Records for this task:
****
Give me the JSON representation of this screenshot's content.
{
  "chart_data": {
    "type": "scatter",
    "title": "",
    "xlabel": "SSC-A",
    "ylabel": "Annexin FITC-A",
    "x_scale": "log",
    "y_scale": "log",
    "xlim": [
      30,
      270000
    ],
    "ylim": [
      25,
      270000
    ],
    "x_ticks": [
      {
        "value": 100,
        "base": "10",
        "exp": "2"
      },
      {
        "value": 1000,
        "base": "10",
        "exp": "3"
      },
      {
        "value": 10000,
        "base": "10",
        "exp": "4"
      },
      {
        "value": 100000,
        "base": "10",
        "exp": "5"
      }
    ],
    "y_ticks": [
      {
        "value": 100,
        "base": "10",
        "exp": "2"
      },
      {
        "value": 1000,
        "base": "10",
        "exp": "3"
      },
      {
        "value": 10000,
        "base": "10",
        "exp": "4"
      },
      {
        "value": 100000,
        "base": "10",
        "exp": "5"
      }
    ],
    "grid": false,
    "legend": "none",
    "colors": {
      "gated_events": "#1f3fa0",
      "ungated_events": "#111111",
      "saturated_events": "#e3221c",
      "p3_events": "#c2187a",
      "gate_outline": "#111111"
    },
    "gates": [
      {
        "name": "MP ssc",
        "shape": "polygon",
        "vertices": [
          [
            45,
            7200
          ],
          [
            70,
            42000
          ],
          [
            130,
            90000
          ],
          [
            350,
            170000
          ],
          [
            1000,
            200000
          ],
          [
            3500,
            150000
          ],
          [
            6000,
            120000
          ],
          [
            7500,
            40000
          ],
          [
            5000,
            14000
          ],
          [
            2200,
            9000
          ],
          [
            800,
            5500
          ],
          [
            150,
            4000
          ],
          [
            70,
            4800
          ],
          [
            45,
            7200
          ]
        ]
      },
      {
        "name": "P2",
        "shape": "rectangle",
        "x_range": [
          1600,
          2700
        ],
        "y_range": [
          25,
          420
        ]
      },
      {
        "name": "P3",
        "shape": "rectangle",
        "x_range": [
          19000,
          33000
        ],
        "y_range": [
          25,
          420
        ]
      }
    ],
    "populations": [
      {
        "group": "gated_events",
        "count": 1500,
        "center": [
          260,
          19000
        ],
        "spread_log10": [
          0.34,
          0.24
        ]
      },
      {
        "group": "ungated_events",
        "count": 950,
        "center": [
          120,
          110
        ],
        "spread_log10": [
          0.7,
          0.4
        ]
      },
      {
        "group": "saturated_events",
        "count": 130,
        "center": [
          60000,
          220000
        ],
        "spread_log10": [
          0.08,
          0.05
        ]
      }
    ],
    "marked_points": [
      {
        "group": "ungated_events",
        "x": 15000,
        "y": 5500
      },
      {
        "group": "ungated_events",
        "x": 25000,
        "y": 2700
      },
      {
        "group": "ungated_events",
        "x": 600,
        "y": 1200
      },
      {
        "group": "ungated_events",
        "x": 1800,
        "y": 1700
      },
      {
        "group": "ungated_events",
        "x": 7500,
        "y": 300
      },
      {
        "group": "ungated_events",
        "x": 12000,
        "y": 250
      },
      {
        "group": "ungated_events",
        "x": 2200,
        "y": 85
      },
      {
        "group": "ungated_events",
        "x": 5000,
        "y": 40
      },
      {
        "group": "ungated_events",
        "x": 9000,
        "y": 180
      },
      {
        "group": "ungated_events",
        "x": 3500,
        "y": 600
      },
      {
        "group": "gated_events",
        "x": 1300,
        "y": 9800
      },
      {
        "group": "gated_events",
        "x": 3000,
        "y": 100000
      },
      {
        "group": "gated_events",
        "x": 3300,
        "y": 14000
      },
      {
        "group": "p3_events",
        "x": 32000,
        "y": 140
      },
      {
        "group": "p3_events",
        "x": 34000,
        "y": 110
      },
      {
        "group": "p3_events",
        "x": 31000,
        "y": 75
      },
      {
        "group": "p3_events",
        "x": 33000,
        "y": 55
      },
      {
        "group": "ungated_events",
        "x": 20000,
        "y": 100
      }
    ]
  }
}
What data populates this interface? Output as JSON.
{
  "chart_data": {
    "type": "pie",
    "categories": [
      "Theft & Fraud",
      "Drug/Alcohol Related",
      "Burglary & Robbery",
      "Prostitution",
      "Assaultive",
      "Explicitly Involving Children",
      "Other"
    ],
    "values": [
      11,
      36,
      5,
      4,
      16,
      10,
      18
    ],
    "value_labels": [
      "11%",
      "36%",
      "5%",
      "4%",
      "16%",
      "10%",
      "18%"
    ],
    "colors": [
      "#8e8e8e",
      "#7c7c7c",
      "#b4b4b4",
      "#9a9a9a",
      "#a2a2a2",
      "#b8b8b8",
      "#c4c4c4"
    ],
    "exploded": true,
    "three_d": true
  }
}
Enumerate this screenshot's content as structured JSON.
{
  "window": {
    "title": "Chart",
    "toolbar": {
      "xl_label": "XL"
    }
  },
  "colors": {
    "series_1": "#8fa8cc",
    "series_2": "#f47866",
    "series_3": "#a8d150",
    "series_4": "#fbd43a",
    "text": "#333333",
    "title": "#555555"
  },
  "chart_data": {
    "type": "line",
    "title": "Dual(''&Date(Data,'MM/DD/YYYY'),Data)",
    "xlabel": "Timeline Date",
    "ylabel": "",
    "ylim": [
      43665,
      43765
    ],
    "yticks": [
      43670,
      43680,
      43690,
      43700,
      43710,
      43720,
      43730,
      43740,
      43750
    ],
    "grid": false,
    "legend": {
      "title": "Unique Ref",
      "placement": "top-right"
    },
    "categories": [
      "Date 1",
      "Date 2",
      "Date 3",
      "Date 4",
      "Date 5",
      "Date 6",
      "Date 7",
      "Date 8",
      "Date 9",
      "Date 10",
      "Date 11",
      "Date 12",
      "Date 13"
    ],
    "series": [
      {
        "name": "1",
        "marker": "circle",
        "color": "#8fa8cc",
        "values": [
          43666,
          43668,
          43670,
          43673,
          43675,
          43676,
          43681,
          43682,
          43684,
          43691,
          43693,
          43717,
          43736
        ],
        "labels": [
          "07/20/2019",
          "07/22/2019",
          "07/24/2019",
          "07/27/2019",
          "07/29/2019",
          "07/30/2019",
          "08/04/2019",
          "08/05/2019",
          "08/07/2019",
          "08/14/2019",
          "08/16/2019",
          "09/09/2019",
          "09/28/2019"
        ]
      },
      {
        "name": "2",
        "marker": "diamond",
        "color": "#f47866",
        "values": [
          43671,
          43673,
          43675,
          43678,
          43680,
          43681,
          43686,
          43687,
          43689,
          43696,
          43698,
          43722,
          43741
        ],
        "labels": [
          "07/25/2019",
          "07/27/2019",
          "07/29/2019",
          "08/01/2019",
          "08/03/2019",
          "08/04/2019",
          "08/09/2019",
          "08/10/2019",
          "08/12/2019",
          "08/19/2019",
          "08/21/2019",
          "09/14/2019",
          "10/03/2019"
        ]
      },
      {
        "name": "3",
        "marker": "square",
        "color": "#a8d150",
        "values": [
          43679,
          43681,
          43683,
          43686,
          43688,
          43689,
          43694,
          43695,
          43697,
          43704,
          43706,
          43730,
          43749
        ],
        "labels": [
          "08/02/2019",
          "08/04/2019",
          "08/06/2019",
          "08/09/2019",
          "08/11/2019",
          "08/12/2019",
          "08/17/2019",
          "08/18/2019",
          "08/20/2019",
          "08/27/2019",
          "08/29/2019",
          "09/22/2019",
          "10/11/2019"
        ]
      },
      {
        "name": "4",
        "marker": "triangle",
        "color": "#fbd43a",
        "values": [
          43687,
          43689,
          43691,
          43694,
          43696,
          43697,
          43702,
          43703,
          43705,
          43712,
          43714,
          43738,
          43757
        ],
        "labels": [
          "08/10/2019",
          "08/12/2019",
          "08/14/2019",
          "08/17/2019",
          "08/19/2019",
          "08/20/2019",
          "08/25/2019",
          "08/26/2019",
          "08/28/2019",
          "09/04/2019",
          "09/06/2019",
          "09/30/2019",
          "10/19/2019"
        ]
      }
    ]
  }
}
****
Goal: Collect, from the material above, every line containing the word "JSON".

The reply:
Give me the JSON representation of this screenshot's content.
What data populates this interface? Output as JSON.
Enumerate this screenshot's content as structured JSON.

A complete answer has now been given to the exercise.